Lines that hold the string "Formatieren" are to be counted; give only their number.

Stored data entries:
────────────────
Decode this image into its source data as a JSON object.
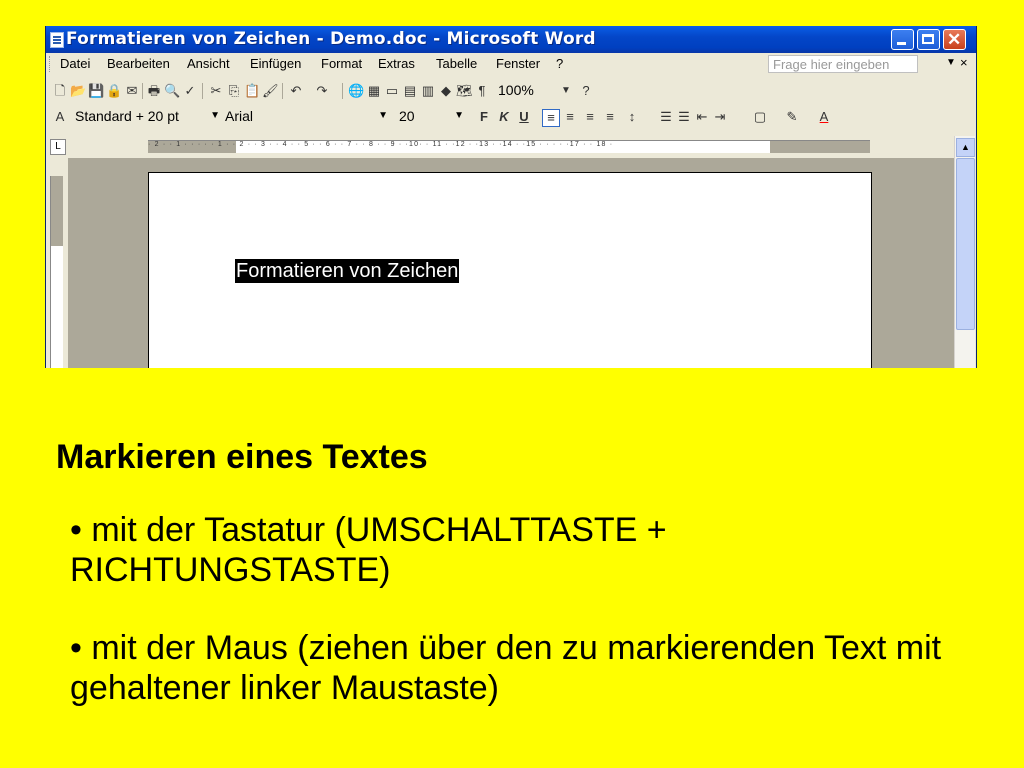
{
  "window": {
    "title": "Formatieren von Zeichen - Demo.doc - Microsoft Word"
  },
  "menu": {
    "items": [
      "Datei",
      "Bearbeiten",
      "Ansicht",
      "Einfügen",
      "Format",
      "Extras",
      "Tabelle",
      "Fenster",
      "?"
    ],
    "help_placeholder": "Frage hier eingeben"
  },
  "toolbar": {
    "zoom": "100%",
    "style": "Standard + 20 pt",
    "font": "Arial",
    "size": "20",
    "bold": "F",
    "italic": "K",
    "underline": "U"
  },
  "ruler": {
    "marks": "· 2 · · 1 · · ·   · · 1 · · 2 · · 3 · · 4 · · 5 · · 6 · · 7 · · 8 · · 9 · ·10· · 11 · ·12 · ·13 · ·14 · ·15 · · ·   · ·17 · · 18 ·"
  },
  "document": {
    "selected_text": "Formatieren von Zeichen"
  },
  "slide": {
    "heading": "Markieren eines Textes",
    "bullets": [
      "• mit der Tastatur (UMSCHALTTASTE + RICHTUNGSTASTE)",
      "• mit der Maus (ziehen über den zu markierenden Text mit gehaltener linker Maustaste)"
    ]
  }
}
────────────────
#### Task result
2